■ What is required ■
Look through the material below and give the number of lines holding "text", with no other words.
· · · · ·
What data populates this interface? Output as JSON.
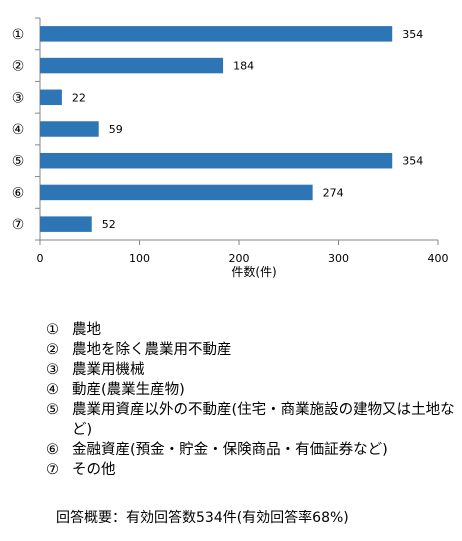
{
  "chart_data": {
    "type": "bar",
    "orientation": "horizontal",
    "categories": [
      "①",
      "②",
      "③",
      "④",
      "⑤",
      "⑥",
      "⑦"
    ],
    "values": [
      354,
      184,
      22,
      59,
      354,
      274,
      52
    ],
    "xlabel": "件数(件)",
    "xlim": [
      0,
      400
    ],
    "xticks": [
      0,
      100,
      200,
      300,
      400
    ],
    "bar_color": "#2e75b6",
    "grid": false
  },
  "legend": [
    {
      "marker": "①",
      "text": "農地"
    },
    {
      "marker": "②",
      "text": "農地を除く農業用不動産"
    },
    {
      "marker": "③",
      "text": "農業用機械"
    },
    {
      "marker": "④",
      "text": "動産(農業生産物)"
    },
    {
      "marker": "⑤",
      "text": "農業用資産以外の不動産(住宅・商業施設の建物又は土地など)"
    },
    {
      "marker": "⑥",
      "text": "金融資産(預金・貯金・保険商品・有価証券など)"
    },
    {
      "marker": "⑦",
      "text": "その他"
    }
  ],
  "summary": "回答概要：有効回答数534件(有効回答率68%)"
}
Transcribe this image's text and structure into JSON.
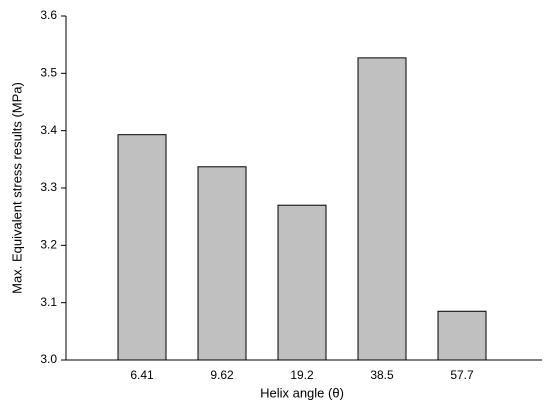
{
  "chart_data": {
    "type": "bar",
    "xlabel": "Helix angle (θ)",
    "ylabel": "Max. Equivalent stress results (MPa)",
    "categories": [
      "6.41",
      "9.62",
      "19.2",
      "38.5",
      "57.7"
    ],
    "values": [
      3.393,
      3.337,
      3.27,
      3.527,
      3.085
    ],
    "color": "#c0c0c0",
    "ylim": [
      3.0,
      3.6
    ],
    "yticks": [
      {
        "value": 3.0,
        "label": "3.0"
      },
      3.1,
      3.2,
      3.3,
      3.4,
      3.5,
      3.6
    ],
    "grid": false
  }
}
· · · · ·
■ Expected answer ■
8